Description of the task >>
Write out each line word for word. Drop pictures.

Structured figure records >>

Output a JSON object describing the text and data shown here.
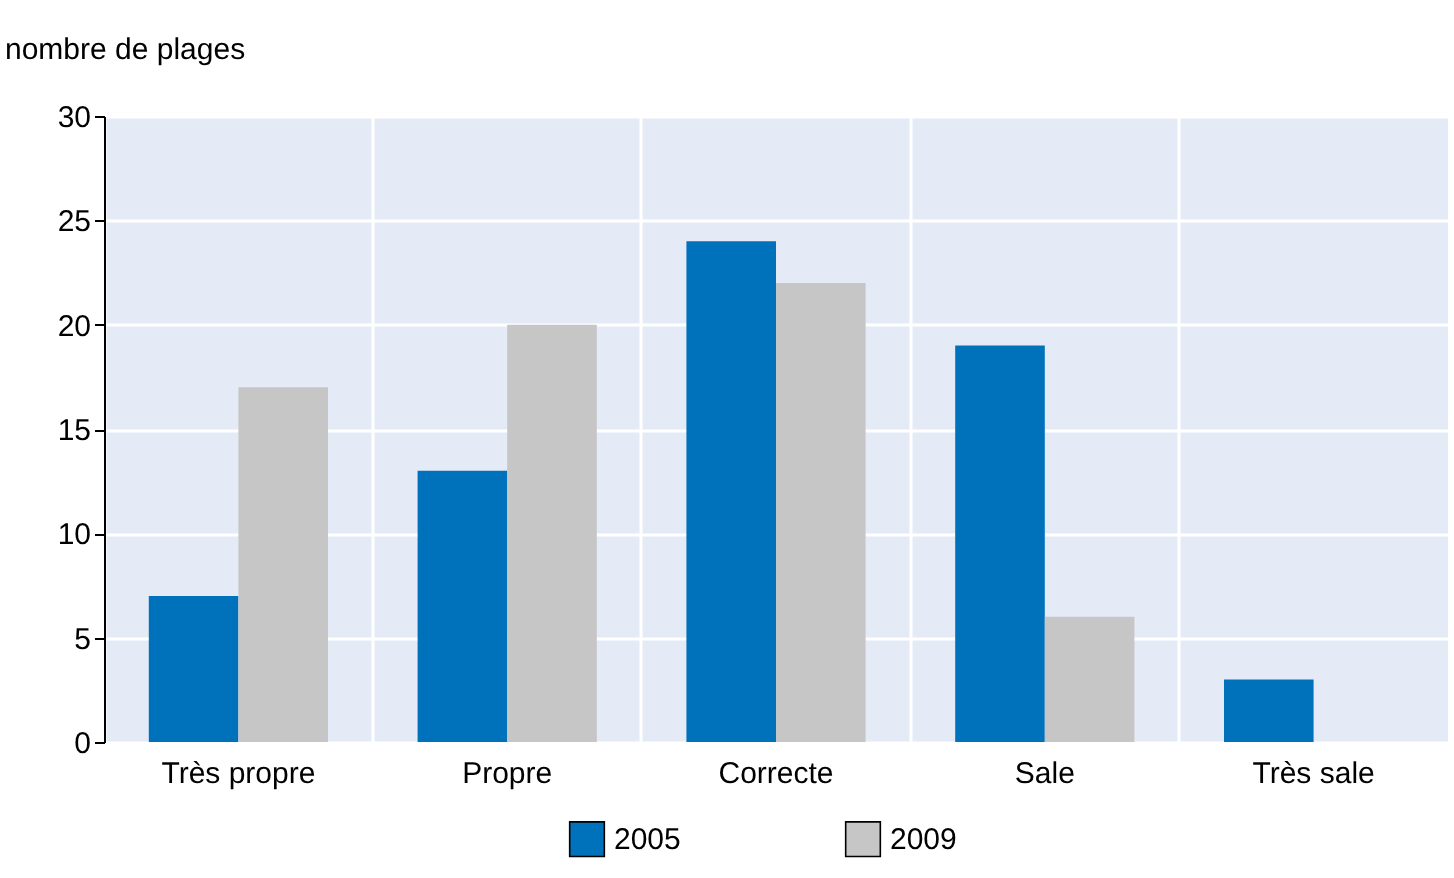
{
  "chart_data": {
    "type": "bar",
    "ylabel": "nombre de plages",
    "categories": [
      "Très propre",
      "Propre",
      "Correcte",
      "Sale",
      "Très sale"
    ],
    "series": [
      {
        "name": "2005",
        "color": "#0072bc",
        "values": [
          7,
          13,
          24,
          19,
          3
        ]
      },
      {
        "name": "2009",
        "color": "#c6c6c6",
        "values": [
          17,
          20,
          22,
          6,
          0
        ]
      }
    ],
    "ylim": [
      0,
      30
    ],
    "yticks": [
      0,
      5,
      10,
      15,
      20,
      25,
      30
    ],
    "grid": true,
    "legend": "bottom"
  }
}
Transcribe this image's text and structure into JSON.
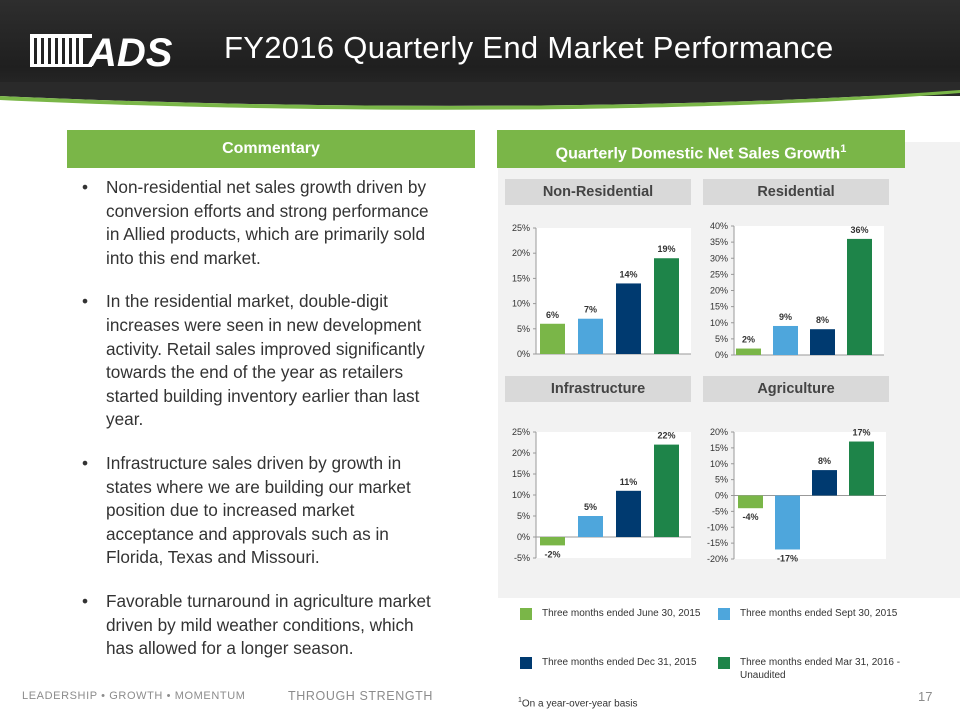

Answer for the task >>
Output a JSON object describing the text and data shown here.
{
  "chart_data": {
    "type": "bar",
    "ylabel": "nombre de plages",
    "categories": [
      "Très propre",
      "Propre",
      "Correcte",
      "Sale",
      "Très sale"
    ],
    "series": [
      {
        "name": "2005",
        "color": "#0072bc",
        "values": [
          7,
          13,
          24,
          19,
          3
        ]
      },
      {
        "name": "2009",
        "color": "#c6c6c6",
        "values": [
          17,
          20,
          22,
          6,
          0
        ]
      }
    ],
    "ylim": [
      0,
      30
    ],
    "yticks": [
      0,
      5,
      10,
      15,
      20,
      25,
      30
    ],
    "grid": true,
    "legend": "bottom"
  }
}
Transcribe this image's text and structure into JSON.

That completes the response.